INSTRUCTIONS TO FOLLOW: Filter the entries below, keeping every line that has the word "được".

------------------------------------------------------------------------

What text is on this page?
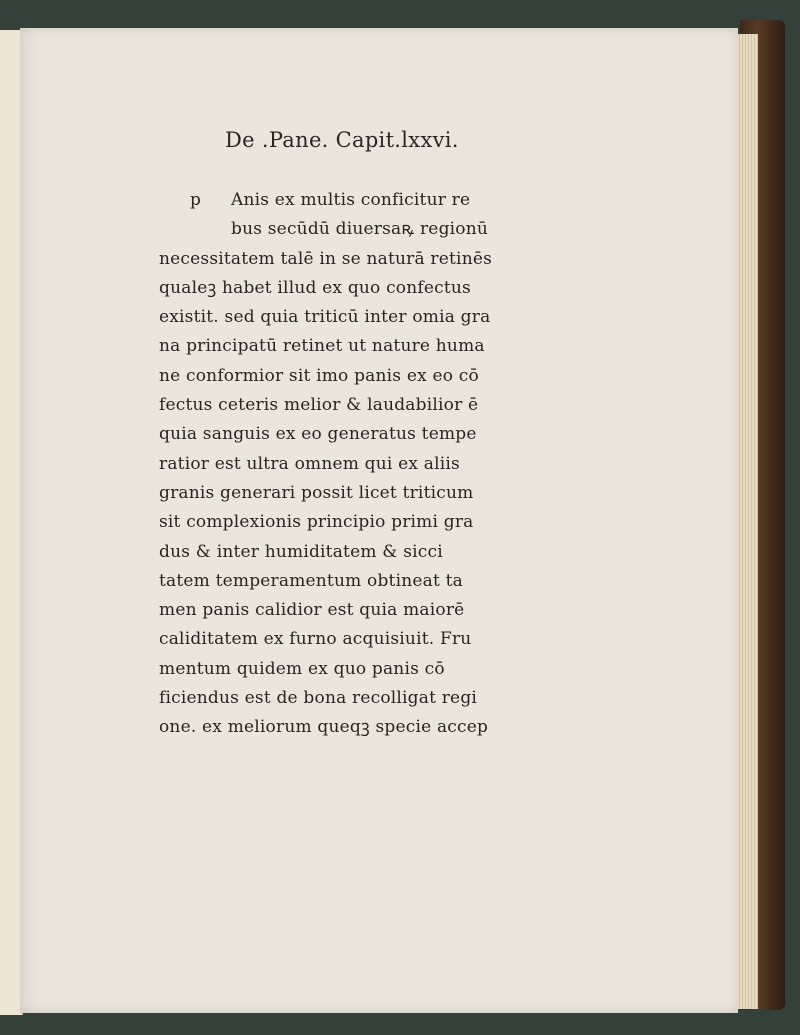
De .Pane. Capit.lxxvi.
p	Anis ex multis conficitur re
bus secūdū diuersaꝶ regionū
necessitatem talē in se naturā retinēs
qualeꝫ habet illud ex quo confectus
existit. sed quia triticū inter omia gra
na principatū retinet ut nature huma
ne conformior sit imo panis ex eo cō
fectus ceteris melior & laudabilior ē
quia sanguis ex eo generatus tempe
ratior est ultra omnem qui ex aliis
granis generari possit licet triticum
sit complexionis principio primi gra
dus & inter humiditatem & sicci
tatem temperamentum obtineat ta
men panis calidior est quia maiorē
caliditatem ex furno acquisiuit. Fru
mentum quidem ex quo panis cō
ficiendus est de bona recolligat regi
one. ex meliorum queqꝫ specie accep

------------------------------------------------------------------------

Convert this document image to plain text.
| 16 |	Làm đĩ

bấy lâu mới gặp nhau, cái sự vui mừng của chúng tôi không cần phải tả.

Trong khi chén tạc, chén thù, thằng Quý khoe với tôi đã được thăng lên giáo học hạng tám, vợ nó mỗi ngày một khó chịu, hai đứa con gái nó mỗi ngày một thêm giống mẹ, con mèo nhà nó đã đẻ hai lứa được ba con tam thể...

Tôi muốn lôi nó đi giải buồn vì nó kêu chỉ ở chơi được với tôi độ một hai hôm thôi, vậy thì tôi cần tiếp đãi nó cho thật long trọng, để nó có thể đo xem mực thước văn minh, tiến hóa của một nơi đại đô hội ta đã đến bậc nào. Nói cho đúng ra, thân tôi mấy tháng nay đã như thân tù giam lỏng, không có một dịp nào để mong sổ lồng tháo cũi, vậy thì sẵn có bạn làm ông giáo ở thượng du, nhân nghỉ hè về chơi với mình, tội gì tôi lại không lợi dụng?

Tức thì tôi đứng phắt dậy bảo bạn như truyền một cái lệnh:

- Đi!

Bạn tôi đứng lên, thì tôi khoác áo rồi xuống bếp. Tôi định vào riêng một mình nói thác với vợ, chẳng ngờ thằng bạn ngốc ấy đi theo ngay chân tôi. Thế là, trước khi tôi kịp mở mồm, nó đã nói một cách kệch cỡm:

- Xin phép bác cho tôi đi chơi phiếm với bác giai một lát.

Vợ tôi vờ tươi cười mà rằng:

------------------------------------------------------------------------

SOLVED EXERCISE:
Trong khi chén tạc, chén thù, thằng Quý khoe với tôi đã được thăng lên giáo học hạng tám, vợ nó mỗi ngày một khó chịu, hai đứa con gái nó mỗi ngày một thêm giống mẹ, con mèo nhà nó đã đẻ hai lứa được ba con tam thể...
Tôi muốn lôi nó đi giải buồn vì nó kêu chỉ ở chơi được với tôi độ một hai hôm thôi, vậy thì tôi cần tiếp đãi nó cho thật long trọng, để nó có thể đo xem mực thước văn minh, tiến hóa của một nơi đại đô hội ta đã đến bậc nào. Nói cho đúng ra, thân tôi mấy tháng nay đã như thân tù giam lỏng, không có một dịp nào để mong sổ lồng tháo cũi, vậy thì sẵn có bạn làm ông giáo ở thượng du, nhân nghỉ hè về chơi với mình, tội gì tôi lại không lợi dụng?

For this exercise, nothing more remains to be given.